▸ **Exercise brief**: Locate the string "icon" throughout the material and copy every line in which it occurs.

▸ **Entries provided**:
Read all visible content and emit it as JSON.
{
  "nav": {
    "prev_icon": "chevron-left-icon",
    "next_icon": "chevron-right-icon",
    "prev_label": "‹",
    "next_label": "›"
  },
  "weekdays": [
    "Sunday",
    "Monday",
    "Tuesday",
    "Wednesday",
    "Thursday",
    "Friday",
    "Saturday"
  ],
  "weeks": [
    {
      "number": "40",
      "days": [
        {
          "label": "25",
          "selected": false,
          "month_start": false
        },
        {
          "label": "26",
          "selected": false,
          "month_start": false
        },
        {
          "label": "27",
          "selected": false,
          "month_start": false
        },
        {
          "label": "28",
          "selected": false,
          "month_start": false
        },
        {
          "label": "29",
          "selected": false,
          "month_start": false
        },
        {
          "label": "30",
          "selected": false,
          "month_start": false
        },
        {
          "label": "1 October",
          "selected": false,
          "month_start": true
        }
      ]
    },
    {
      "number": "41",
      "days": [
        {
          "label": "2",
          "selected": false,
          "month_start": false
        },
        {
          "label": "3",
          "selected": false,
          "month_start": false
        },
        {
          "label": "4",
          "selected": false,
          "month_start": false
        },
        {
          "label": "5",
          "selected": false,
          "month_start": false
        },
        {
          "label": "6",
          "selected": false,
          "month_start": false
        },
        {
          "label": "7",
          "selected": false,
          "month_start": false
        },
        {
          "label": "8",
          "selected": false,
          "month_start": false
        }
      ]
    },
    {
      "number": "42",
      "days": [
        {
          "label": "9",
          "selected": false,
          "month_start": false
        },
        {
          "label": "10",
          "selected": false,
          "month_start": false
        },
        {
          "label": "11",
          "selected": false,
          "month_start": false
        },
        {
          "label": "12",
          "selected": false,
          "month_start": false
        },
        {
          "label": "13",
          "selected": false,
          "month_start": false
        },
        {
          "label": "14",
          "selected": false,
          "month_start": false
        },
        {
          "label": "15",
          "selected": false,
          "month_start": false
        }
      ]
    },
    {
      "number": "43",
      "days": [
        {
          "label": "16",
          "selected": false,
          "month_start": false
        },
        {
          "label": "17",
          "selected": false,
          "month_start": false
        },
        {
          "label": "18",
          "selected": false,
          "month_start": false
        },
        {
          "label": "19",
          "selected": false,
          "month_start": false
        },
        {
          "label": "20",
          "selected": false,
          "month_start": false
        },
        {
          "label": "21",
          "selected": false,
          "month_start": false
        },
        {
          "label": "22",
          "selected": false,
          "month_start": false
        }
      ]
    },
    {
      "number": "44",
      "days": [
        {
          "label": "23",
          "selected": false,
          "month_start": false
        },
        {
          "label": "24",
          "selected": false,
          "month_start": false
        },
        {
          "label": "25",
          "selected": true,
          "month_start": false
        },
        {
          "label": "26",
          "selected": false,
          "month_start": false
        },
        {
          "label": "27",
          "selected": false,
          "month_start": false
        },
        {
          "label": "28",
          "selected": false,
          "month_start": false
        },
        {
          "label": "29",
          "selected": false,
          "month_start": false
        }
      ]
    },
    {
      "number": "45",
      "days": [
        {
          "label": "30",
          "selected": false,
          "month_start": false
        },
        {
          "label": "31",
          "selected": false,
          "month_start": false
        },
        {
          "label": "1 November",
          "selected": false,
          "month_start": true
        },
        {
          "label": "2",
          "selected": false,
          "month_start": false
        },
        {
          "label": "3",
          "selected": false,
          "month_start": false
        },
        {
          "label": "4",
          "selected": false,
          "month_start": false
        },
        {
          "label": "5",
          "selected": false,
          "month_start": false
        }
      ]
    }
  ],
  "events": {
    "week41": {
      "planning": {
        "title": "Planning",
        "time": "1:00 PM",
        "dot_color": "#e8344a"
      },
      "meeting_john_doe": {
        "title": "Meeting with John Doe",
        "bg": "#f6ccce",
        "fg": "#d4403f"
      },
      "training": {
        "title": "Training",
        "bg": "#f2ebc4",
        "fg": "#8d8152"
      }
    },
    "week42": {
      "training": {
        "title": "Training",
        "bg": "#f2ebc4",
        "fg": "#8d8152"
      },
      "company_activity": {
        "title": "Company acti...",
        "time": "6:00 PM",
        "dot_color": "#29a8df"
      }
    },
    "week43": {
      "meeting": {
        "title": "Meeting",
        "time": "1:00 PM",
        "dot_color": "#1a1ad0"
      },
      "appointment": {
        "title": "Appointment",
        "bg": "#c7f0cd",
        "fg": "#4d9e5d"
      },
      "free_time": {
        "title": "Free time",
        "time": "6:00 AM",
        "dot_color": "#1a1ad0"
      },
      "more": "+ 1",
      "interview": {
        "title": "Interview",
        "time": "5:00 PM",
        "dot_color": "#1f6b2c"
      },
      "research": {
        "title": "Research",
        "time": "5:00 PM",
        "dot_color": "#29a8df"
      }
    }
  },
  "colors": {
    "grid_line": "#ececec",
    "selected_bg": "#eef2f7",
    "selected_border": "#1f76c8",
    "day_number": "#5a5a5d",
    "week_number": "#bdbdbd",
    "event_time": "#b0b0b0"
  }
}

▸ **Response to this task**:
    "prev_icon": "chevron-left-icon",
    "next_icon": "chevron-right-icon",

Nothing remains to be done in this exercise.